Entries with figure data:

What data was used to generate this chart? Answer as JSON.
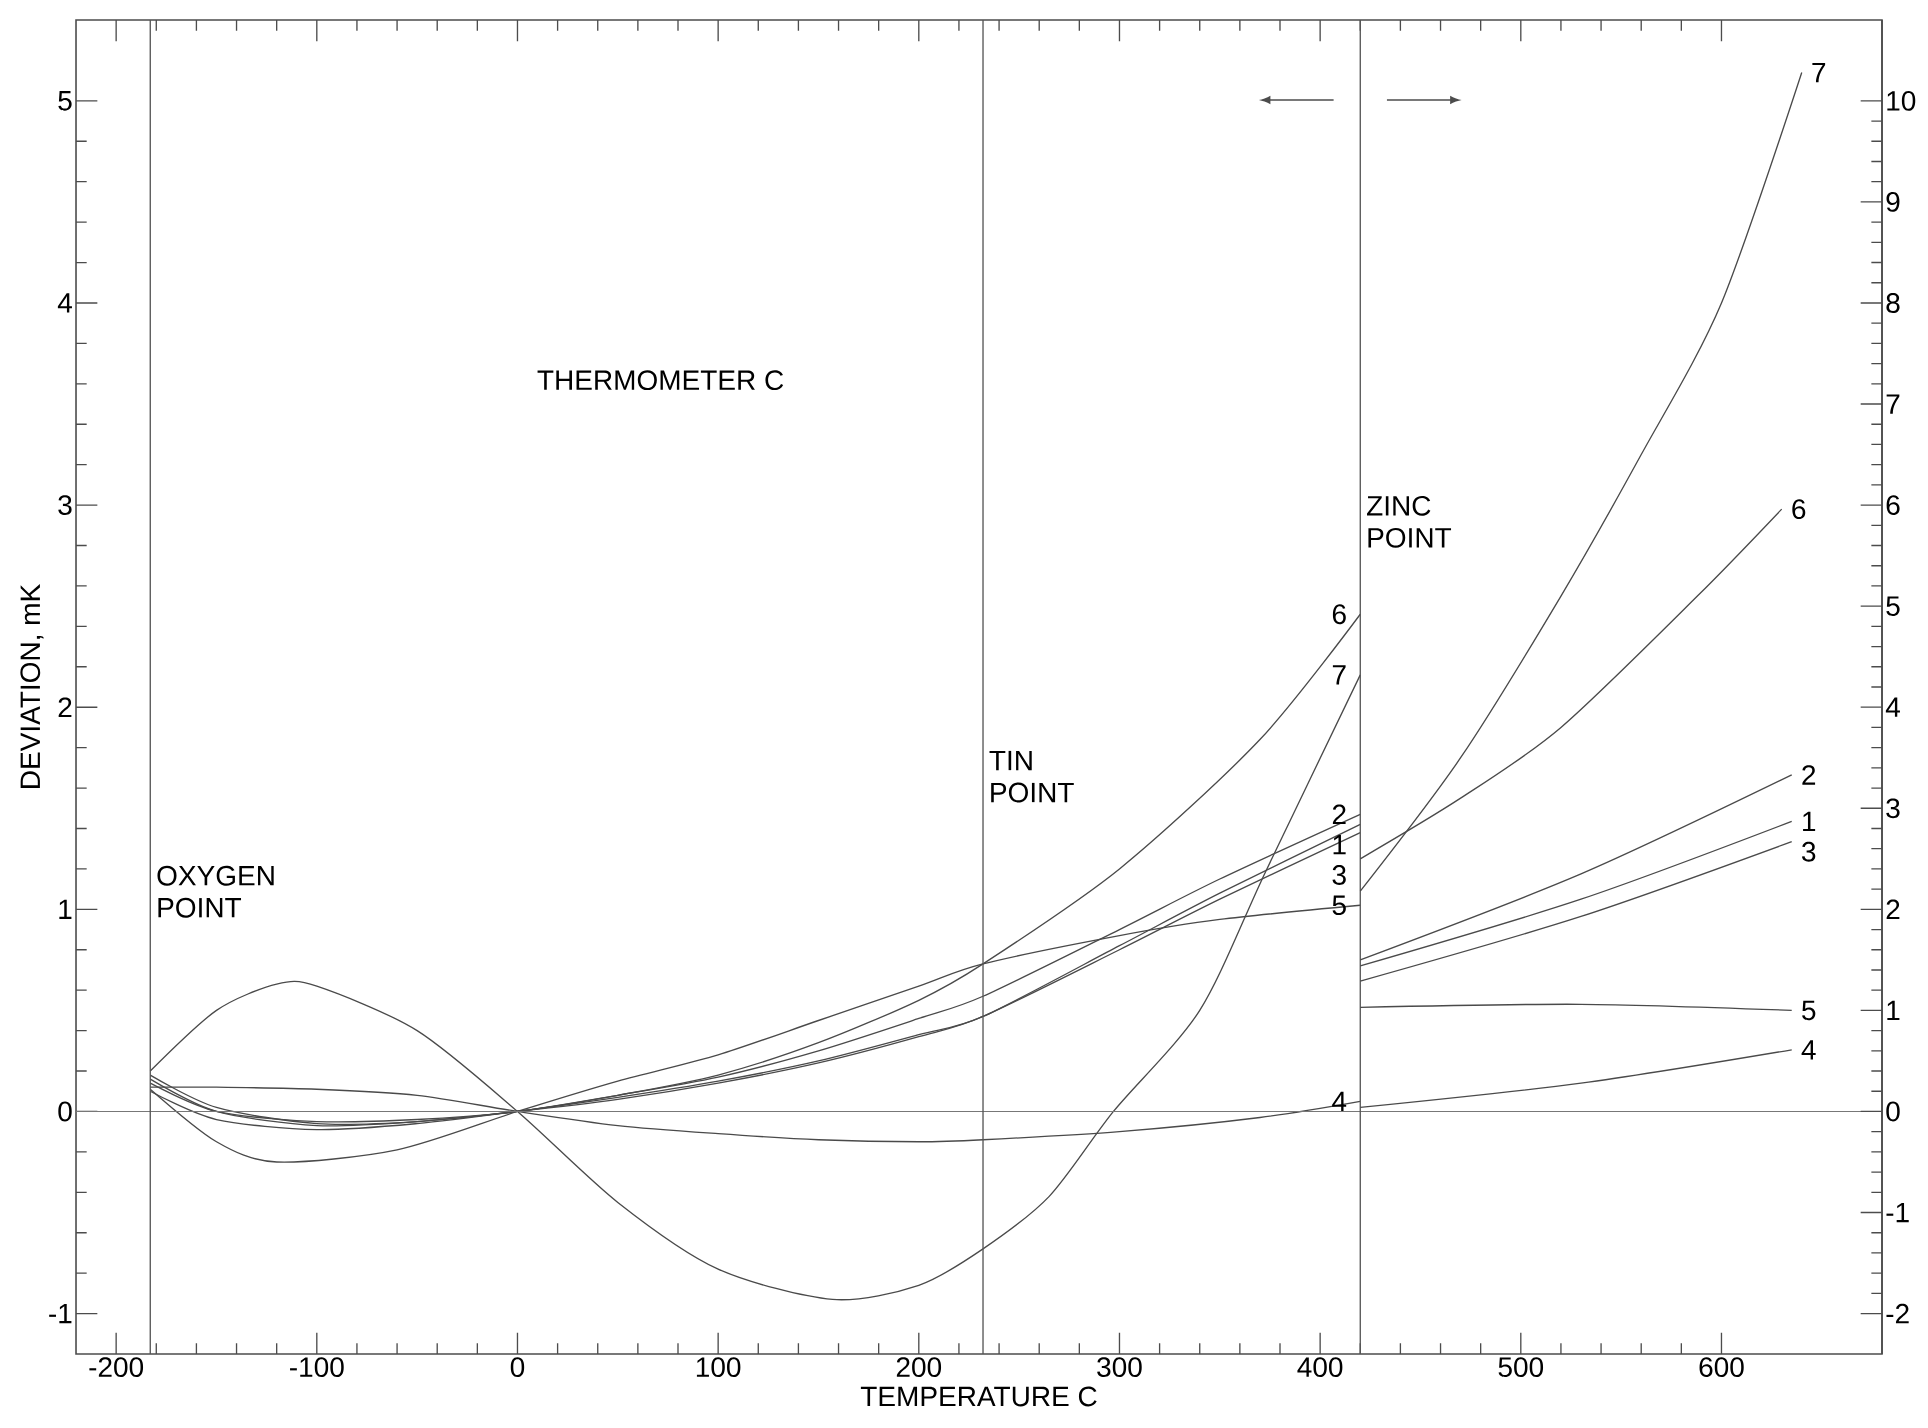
{
  "chart_data": {
    "type": "line",
    "xlabel": "TEMPERATURE C",
    "ylabel": "DEVIATION, mK",
    "annotations": [
      "THERMOMETER C"
    ],
    "xlim": [
      -220,
      680
    ],
    "ylim": [
      -1.2,
      5.4
    ],
    "y2lim": [
      -2.4,
      10.8
    ],
    "xticks": [
      -200,
      -100,
      0,
      100,
      200,
      300,
      400,
      500,
      600
    ],
    "yticks": [
      -1,
      0,
      1,
      2,
      3,
      4,
      5
    ],
    "y2ticks": [
      -2,
      -1,
      0,
      1,
      2,
      3,
      4,
      5,
      6,
      7,
      8,
      9,
      10
    ],
    "ref_lines": [
      {
        "axis": "y",
        "value": 0,
        "color": "#777777"
      },
      {
        "axis": "x",
        "value": -183,
        "label": "OXYGEN POINT",
        "color": "#555555"
      },
      {
        "axis": "x",
        "value": 232,
        "label": "TIN POINT",
        "color": "#555555"
      },
      {
        "axis": "x",
        "value": 420,
        "label": "ZINC POINT",
        "color": "#555555"
      }
    ],
    "series": [
      {
        "name": "1",
        "color": "#4a4a4a",
        "x": [
          -183,
          -150,
          -100,
          -50,
          0,
          50,
          100,
          150,
          200,
          232,
          300,
          350,
          420
        ],
        "values": [
          0.1,
          -0.04,
          -0.09,
          -0.06,
          0,
          0.07,
          0.15,
          0.25,
          0.38,
          0.47,
          0.82,
          1.08,
          1.42
        ]
      },
      {
        "name": "2",
        "color": "#4a4a4a",
        "x": [
          -183,
          -150,
          -100,
          -50,
          0,
          50,
          100,
          150,
          200,
          232,
          300,
          350,
          420
        ],
        "values": [
          0.14,
          0,
          -0.05,
          -0.04,
          0,
          0.08,
          0.17,
          0.3,
          0.46,
          0.57,
          0.9,
          1.15,
          1.47
        ]
      },
      {
        "name": "3",
        "color": "#4a4a4a",
        "x": [
          -183,
          -150,
          -100,
          -50,
          0,
          50,
          100,
          150,
          200,
          232,
          300,
          350,
          420
        ],
        "values": [
          0.18,
          0.02,
          -0.06,
          -0.05,
          0,
          0.06,
          0.14,
          0.24,
          0.37,
          0.47,
          0.8,
          1.05,
          1.38
        ]
      },
      {
        "name": "4",
        "color": "#4a4a4a",
        "x": [
          -183,
          -150,
          -100,
          -50,
          0,
          50,
          100,
          150,
          200,
          232,
          300,
          370,
          420
        ],
        "values": [
          0.12,
          0.12,
          0.11,
          0.08,
          0,
          -0.07,
          -0.11,
          -0.14,
          -0.15,
          -0.14,
          -0.1,
          -0.03,
          0.05
        ]
      },
      {
        "name": "5",
        "color": "#4a4a4a",
        "x": [
          -183,
          -150,
          -120,
          -60,
          0,
          50,
          100,
          150,
          200,
          232,
          300,
          350,
          420
        ],
        "values": [
          0.11,
          -0.15,
          -0.25,
          -0.19,
          0,
          0.15,
          0.28,
          0.45,
          0.62,
          0.73,
          0.87,
          0.95,
          1.02
        ]
      },
      {
        "name": "6",
        "color": "#4a4a4a",
        "x": [
          -183,
          -150,
          -100,
          -50,
          0,
          50,
          100,
          150,
          200,
          232,
          300,
          370,
          420
        ],
        "values": [
          0.16,
          0,
          -0.07,
          -0.05,
          0,
          0.08,
          0.18,
          0.34,
          0.55,
          0.73,
          1.2,
          1.84,
          2.46
        ]
      },
      {
        "name": "7",
        "color": "#4a4a4a",
        "x": [
          -183,
          -150,
          -120,
          -100,
          -50,
          0,
          50,
          100,
          157,
          200,
          232,
          265,
          297,
          340,
          373,
          420
        ],
        "values": [
          0.2,
          0.5,
          0.63,
          0.62,
          0.4,
          0,
          -0.45,
          -0.78,
          -0.93,
          -0.86,
          -0.68,
          -0.42,
          0,
          0.5,
          1.19,
          2.16
        ]
      },
      {
        "name": "1",
        "color": "#4a4a4a",
        "axis": "y2",
        "x": [
          420,
          530,
          635
        ],
        "values": [
          1.44,
          2.1,
          2.87
        ]
      },
      {
        "name": "2",
        "color": "#4a4a4a",
        "axis": "y2",
        "x": [
          420,
          530,
          635
        ],
        "values": [
          1.5,
          2.35,
          3.33
        ]
      },
      {
        "name": "3",
        "color": "#4a4a4a",
        "axis": "y2",
        "x": [
          420,
          530,
          635
        ],
        "values": [
          1.29,
          1.93,
          2.67
        ]
      },
      {
        "name": "4",
        "color": "#4a4a4a",
        "axis": "y2",
        "x": [
          420,
          530,
          635
        ],
        "values": [
          0.04,
          0.28,
          0.61
        ]
      },
      {
        "name": "5",
        "color": "#4a4a4a",
        "axis": "y2",
        "x": [
          420,
          530,
          635
        ],
        "values": [
          1.03,
          1.06,
          1.0
        ]
      },
      {
        "name": "6",
        "color": "#4a4a4a",
        "axis": "y2",
        "x": [
          420,
          470,
          520,
          588,
          630
        ],
        "values": [
          2.5,
          3.1,
          3.8,
          5.1,
          5.96
        ]
      },
      {
        "name": "7",
        "color": "#4a4a4a",
        "axis": "y2",
        "x": [
          420,
          470,
          520,
          560,
          600,
          640
        ],
        "values": [
          2.18,
          3.5,
          5.1,
          6.5,
          8.0,
          10.28
        ]
      }
    ]
  }
}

* PROBLEM DESCRIPTION:
Gather all lines from the records above in which "POINT" appears.

* EXERCISE SOLUTION:
        "label": "OXYGEN POINT",
        "label": "TIN POINT",
        "label": "ZINC POINT",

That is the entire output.